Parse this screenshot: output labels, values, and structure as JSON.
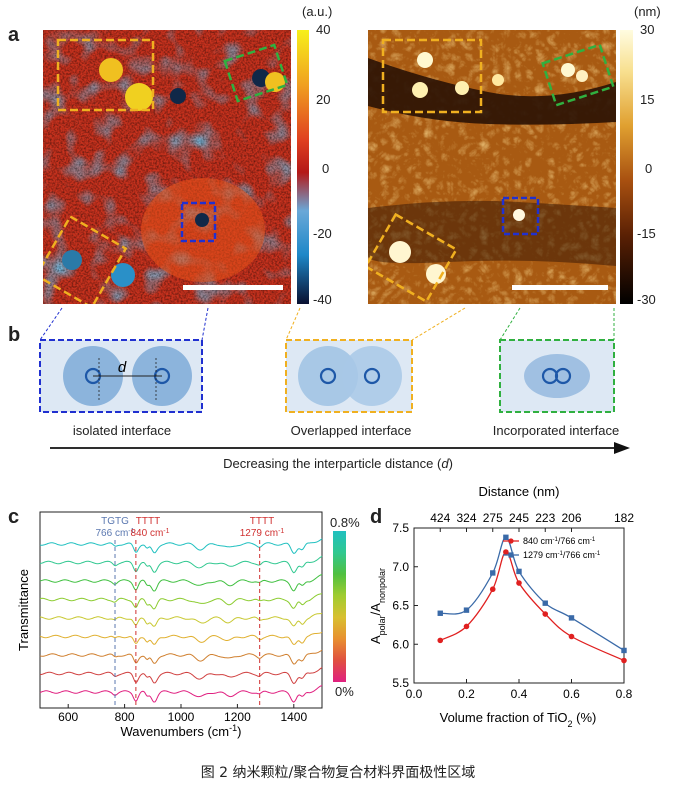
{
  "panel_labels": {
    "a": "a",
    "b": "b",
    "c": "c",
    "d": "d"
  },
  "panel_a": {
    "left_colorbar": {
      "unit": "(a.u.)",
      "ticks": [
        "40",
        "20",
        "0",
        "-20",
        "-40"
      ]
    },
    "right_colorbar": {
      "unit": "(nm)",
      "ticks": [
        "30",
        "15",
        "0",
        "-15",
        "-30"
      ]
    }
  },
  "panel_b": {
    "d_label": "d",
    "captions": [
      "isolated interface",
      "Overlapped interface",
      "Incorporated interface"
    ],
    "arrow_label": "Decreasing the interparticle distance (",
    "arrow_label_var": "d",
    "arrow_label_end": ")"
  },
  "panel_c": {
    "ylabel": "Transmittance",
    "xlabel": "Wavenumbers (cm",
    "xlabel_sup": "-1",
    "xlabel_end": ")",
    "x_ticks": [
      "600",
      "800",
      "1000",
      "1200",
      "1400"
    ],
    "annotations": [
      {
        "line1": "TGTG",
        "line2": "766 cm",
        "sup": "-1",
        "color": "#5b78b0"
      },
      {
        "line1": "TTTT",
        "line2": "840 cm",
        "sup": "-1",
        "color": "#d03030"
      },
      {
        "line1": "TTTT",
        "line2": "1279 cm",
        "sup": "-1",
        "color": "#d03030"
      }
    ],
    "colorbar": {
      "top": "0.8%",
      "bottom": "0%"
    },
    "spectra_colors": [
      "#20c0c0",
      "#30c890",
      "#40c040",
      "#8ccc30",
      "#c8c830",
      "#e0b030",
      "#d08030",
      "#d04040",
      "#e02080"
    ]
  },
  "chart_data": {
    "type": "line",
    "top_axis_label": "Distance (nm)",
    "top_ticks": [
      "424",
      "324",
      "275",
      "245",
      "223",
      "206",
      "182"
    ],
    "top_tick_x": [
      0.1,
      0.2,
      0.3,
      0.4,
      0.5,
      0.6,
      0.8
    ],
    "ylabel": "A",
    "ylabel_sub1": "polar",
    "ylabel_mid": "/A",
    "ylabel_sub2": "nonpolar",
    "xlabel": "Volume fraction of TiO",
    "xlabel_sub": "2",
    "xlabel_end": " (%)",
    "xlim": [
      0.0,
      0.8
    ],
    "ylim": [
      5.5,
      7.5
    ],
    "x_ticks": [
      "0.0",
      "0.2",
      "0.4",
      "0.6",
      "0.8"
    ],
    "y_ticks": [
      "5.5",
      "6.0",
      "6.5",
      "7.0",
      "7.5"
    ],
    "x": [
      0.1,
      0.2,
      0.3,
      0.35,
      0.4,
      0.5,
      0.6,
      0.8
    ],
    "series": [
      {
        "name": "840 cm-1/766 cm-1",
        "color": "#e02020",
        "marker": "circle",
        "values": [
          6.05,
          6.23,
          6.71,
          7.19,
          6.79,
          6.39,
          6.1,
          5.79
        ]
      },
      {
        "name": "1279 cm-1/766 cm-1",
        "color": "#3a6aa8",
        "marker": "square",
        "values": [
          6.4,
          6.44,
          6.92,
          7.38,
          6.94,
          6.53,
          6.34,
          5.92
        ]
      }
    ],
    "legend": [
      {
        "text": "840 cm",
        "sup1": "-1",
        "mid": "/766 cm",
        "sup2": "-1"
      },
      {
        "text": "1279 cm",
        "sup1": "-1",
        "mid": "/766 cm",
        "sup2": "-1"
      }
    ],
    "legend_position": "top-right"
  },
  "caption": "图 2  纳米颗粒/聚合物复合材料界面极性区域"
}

§ **Written problem**
Leave out the pictures and transcribe everything else exactly.

§ **The answer**
Parse this screenshot: output labels, values, and structure as JSON.
{
  "panel_labels": {
    "a": "a",
    "b": "b",
    "c": "c",
    "d": "d"
  },
  "panel_a": {
    "left_colorbar": {
      "unit": "(a.u.)",
      "ticks": [
        "40",
        "20",
        "0",
        "-20",
        "-40"
      ]
    },
    "right_colorbar": {
      "unit": "(nm)",
      "ticks": [
        "30",
        "15",
        "0",
        "-15",
        "-30"
      ]
    }
  },
  "panel_b": {
    "d_label": "d",
    "captions": [
      "isolated interface",
      "Overlapped interface",
      "Incorporated interface"
    ],
    "arrow_label": "Decreasing the interparticle distance (",
    "arrow_label_var": "d",
    "arrow_label_end": ")"
  },
  "panel_c": {
    "ylabel": "Transmittance",
    "xlabel": "Wavenumbers (cm",
    "xlabel_sup": "-1",
    "xlabel_end": ")",
    "x_ticks": [
      "600",
      "800",
      "1000",
      "1200",
      "1400"
    ],
    "annotations": [
      {
        "line1": "TGTG",
        "line2": "766 cm",
        "sup": "-1",
        "color": "#5b78b0"
      },
      {
        "line1": "TTTT",
        "line2": "840 cm",
        "sup": "-1",
        "color": "#d03030"
      },
      {
        "line1": "TTTT",
        "line2": "1279 cm",
        "sup": "-1",
        "color": "#d03030"
      }
    ],
    "colorbar": {
      "top": "0.8%",
      "bottom": "0%"
    },
    "spectra_colors": [
      "#20c0c0",
      "#30c890",
      "#40c040",
      "#8ccc30",
      "#c8c830",
      "#e0b030",
      "#d08030",
      "#d04040",
      "#e02080"
    ]
  },
  "chart_data": {
    "type": "line",
    "top_axis_label": "Distance (nm)",
    "top_ticks": [
      "424",
      "324",
      "275",
      "245",
      "223",
      "206",
      "182"
    ],
    "top_tick_x": [
      0.1,
      0.2,
      0.3,
      0.4,
      0.5,
      0.6,
      0.8
    ],
    "ylabel": "A",
    "ylabel_sub1": "polar",
    "ylabel_mid": "/A",
    "ylabel_sub2": "nonpolar",
    "xlabel": "Volume fraction of TiO",
    "xlabel_sub": "2",
    "xlabel_end": " (%)",
    "xlim": [
      0.0,
      0.8
    ],
    "ylim": [
      5.5,
      7.5
    ],
    "x_ticks": [
      "0.0",
      "0.2",
      "0.4",
      "0.6",
      "0.8"
    ],
    "y_ticks": [
      "5.5",
      "6.0",
      "6.5",
      "7.0",
      "7.5"
    ],
    "x": [
      0.1,
      0.2,
      0.3,
      0.35,
      0.4,
      0.5,
      0.6,
      0.8
    ],
    "series": [
      {
        "name": "840 cm-1/766 cm-1",
        "color": "#e02020",
        "marker": "circle",
        "values": [
          6.05,
          6.23,
          6.71,
          7.19,
          6.79,
          6.39,
          6.1,
          5.79
        ]
      },
      {
        "name": "1279 cm-1/766 cm-1",
        "color": "#3a6aa8",
        "marker": "square",
        "values": [
          6.4,
          6.44,
          6.92,
          7.38,
          6.94,
          6.53,
          6.34,
          5.92
        ]
      }
    ],
    "legend": [
      {
        "text": "840 cm",
        "sup1": "-1",
        "mid": "/766 cm",
        "sup2": "-1"
      },
      {
        "text": "1279 cm",
        "sup1": "-1",
        "mid": "/766 cm",
        "sup2": "-1"
      }
    ],
    "legend_position": "top-right"
  },
  "caption": "图 2  纳米颗粒/聚合物复合材料界面极性区域"
}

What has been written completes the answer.